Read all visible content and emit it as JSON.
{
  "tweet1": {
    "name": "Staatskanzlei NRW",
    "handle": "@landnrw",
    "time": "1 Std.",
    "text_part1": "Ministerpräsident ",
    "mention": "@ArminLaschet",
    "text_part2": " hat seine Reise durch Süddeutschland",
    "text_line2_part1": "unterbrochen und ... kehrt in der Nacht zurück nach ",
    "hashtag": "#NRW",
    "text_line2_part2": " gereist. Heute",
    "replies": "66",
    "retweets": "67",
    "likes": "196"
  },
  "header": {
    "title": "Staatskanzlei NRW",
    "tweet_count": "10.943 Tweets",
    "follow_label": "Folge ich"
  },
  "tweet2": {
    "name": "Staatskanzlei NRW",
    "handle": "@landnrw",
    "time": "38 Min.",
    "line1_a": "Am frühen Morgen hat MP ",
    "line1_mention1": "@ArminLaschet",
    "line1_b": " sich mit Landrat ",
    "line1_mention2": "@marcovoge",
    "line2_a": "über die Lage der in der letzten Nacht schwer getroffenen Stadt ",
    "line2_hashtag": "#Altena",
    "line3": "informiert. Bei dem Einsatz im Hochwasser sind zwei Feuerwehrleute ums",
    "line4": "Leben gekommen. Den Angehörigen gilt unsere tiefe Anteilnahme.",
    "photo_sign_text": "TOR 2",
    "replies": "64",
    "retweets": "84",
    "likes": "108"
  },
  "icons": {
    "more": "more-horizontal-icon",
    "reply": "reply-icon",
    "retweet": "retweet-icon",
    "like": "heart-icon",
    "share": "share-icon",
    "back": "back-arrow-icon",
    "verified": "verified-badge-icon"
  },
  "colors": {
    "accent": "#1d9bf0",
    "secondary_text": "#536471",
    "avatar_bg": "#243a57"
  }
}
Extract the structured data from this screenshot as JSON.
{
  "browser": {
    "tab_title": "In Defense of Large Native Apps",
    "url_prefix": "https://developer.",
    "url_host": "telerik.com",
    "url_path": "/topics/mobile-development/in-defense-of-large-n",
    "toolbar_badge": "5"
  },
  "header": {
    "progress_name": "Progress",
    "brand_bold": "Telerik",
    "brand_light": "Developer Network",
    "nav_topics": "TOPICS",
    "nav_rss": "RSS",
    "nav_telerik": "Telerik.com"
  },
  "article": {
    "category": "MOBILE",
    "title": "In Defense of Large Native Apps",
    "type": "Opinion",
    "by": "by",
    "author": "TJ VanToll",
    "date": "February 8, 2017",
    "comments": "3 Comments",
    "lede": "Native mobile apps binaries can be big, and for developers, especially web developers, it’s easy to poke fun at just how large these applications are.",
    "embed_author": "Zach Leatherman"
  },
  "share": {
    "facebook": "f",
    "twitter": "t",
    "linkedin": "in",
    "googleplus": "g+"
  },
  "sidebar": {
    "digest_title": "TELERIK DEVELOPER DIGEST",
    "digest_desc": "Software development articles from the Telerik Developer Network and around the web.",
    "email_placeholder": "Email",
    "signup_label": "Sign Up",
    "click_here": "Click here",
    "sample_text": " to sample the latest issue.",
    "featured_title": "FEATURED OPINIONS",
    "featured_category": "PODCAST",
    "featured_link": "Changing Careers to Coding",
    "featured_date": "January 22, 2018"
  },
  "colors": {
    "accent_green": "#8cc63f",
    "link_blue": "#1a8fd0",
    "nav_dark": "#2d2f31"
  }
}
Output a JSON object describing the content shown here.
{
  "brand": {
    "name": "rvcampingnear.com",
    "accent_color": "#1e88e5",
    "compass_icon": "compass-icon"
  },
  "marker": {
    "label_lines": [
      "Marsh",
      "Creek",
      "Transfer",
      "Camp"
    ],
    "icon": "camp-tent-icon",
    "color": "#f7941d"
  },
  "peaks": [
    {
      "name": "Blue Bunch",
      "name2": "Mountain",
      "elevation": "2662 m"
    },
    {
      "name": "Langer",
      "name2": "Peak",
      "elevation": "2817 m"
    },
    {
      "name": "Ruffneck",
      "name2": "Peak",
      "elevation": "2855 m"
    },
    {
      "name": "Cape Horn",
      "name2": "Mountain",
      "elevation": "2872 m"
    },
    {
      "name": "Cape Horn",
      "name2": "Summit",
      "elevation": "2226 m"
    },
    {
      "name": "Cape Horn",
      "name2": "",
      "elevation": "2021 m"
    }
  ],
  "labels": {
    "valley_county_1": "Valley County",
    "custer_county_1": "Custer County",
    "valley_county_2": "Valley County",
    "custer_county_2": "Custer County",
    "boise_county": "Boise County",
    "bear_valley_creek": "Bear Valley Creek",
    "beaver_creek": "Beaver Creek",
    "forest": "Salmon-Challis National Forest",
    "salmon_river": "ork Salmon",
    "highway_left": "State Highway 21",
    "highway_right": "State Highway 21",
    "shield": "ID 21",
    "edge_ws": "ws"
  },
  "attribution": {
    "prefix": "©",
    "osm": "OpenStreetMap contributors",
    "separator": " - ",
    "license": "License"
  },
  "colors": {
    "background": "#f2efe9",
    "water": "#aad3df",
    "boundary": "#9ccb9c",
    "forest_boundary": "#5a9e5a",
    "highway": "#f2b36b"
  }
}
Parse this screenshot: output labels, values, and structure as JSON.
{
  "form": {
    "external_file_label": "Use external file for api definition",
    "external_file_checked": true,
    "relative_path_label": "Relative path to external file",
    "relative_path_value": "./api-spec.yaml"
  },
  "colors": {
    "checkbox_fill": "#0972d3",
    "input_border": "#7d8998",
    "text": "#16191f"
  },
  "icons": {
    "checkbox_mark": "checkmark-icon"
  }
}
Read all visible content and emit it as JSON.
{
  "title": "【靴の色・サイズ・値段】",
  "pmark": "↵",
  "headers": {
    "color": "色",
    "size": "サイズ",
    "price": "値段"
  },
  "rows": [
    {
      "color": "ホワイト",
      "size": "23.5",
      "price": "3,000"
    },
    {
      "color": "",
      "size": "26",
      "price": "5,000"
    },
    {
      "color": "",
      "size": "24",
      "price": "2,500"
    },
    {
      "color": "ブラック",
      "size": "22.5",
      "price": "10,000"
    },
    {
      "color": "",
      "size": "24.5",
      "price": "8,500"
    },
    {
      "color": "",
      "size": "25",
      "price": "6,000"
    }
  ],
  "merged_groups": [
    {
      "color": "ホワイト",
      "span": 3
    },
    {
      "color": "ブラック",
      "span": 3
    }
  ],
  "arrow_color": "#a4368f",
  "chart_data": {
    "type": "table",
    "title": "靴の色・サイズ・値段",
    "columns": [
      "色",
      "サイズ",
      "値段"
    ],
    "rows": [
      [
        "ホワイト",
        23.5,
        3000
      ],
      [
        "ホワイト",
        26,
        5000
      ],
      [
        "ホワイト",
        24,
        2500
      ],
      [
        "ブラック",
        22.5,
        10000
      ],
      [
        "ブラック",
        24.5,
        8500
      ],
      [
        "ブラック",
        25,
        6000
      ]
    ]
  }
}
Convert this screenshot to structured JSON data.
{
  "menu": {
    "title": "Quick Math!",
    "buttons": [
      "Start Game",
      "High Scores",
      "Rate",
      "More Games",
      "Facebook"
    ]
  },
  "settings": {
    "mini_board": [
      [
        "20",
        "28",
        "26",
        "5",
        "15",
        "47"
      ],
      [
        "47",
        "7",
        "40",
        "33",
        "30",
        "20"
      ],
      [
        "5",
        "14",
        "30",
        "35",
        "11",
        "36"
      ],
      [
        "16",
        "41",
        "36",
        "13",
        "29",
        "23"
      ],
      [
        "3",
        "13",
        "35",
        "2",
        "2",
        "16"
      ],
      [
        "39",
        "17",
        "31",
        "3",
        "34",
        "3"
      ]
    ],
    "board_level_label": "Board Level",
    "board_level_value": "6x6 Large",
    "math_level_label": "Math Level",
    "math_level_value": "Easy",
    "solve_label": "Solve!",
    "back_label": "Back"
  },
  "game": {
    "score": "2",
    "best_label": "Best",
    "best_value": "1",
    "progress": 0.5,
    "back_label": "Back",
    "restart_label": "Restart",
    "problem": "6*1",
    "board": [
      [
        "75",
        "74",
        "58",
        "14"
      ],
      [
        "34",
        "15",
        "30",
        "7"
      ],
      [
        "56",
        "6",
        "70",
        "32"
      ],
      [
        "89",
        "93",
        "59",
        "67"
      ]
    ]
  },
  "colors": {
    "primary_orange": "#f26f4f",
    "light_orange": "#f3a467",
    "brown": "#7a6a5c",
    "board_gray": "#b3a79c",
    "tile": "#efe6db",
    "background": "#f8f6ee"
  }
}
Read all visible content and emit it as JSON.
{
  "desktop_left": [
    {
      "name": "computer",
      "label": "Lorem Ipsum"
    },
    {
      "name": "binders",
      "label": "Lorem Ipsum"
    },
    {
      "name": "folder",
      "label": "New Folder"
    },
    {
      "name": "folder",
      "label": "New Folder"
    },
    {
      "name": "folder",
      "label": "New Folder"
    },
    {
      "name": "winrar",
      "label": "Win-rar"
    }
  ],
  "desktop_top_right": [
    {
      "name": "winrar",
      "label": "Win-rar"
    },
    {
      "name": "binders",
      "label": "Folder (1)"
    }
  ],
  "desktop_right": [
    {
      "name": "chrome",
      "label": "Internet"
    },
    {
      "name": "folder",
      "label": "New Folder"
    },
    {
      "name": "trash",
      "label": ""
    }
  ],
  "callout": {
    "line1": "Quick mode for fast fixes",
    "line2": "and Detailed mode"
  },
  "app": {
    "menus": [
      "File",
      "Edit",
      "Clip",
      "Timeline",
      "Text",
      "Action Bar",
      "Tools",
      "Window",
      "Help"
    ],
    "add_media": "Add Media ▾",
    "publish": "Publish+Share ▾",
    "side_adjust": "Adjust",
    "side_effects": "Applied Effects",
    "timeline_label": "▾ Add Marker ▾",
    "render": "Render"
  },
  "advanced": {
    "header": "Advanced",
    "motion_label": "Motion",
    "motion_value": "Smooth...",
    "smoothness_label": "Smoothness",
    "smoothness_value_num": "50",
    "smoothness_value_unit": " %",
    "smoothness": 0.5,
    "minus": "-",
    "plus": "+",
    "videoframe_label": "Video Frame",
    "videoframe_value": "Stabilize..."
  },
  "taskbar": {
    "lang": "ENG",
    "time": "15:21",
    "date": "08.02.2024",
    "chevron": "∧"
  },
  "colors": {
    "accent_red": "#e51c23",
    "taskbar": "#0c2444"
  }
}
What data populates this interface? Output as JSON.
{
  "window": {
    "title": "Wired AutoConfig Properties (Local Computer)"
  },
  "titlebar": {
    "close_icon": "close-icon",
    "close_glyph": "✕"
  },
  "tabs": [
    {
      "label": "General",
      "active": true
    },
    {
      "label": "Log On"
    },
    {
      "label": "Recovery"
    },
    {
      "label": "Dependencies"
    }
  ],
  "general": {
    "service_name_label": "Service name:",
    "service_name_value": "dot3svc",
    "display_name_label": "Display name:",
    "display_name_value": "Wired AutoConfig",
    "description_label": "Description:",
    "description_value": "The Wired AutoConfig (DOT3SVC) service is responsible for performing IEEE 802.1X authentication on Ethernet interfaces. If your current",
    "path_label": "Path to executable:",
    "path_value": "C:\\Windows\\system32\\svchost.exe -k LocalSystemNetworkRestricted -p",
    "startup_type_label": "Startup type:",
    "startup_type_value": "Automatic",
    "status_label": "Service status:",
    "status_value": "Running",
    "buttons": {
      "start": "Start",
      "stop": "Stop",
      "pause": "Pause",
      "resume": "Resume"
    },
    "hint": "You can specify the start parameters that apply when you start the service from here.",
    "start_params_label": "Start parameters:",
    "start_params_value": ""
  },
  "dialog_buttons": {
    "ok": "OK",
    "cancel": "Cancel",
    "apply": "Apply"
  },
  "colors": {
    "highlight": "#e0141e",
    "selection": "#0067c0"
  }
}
============
• [Goal of the exercise] Find the lines with the string "Nacht" and reproduce them.

• [Solution to this task]
    "text_line2_part1": "unterbrochen und ... kehrt in der Nacht zurück nach ",
    "line2_a": "über die Lage der in der letzten Nacht schwer getroffenen Stadt ",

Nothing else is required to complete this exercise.